Provided records:
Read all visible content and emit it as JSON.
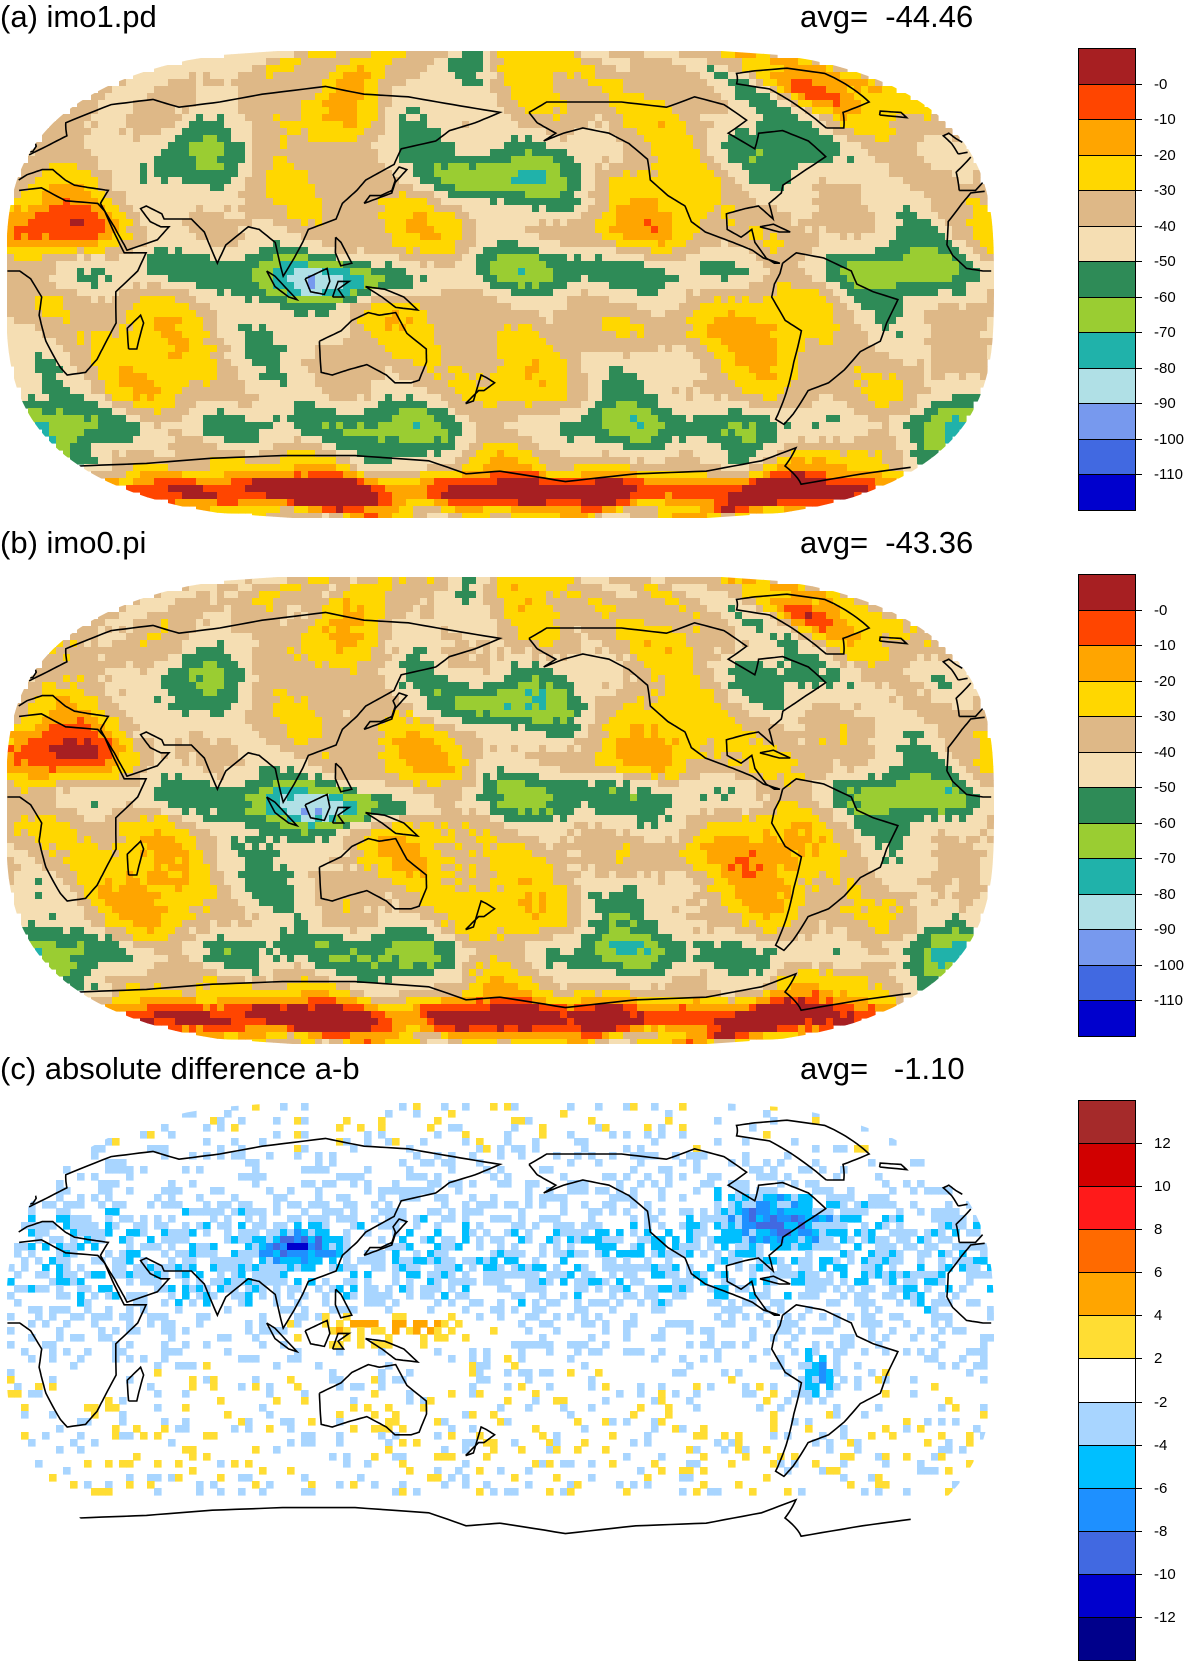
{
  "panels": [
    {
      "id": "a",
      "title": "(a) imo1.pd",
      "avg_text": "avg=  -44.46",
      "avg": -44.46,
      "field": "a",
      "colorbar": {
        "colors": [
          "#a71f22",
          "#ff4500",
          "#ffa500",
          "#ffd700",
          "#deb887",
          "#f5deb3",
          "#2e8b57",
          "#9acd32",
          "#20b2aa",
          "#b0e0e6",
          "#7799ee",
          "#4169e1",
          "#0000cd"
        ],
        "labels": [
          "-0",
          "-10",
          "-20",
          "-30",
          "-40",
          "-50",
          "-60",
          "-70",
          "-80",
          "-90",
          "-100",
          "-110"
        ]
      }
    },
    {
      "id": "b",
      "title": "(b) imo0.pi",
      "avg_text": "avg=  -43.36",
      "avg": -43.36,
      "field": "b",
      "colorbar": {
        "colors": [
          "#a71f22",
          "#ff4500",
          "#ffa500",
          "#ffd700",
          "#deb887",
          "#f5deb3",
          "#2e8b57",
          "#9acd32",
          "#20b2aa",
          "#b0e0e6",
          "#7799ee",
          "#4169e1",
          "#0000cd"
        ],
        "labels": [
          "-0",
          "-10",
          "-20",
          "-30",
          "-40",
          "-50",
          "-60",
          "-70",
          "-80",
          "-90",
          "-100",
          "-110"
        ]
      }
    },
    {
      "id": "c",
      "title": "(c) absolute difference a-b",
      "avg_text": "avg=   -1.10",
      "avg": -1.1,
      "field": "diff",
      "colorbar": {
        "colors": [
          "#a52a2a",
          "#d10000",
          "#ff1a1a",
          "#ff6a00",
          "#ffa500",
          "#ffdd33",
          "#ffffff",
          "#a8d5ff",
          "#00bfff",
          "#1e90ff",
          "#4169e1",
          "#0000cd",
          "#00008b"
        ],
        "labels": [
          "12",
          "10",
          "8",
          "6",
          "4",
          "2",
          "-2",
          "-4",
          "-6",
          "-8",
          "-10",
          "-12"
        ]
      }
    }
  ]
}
--
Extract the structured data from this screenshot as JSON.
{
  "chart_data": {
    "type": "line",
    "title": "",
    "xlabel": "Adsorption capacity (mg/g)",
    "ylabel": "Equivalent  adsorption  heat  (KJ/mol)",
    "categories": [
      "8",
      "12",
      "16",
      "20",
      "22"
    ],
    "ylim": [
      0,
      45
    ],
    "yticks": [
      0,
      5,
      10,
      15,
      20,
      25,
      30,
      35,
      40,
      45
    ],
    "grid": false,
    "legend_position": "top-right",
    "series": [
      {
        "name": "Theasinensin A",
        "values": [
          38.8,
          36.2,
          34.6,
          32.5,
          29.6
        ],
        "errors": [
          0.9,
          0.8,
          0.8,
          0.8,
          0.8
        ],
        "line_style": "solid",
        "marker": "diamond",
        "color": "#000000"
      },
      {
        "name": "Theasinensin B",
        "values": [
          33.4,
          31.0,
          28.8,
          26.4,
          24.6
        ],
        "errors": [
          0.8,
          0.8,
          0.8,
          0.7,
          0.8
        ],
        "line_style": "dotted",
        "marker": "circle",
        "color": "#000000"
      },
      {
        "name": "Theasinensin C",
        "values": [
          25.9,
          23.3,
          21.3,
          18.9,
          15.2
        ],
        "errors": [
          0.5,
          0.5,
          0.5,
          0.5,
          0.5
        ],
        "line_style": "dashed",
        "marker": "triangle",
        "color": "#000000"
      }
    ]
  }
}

The problem:
Filter the data for the string "marker" and copy every line that has it.

Worked answer:
        "marker": "diamond",
        "marker": "circle",
        "marker": "triangle",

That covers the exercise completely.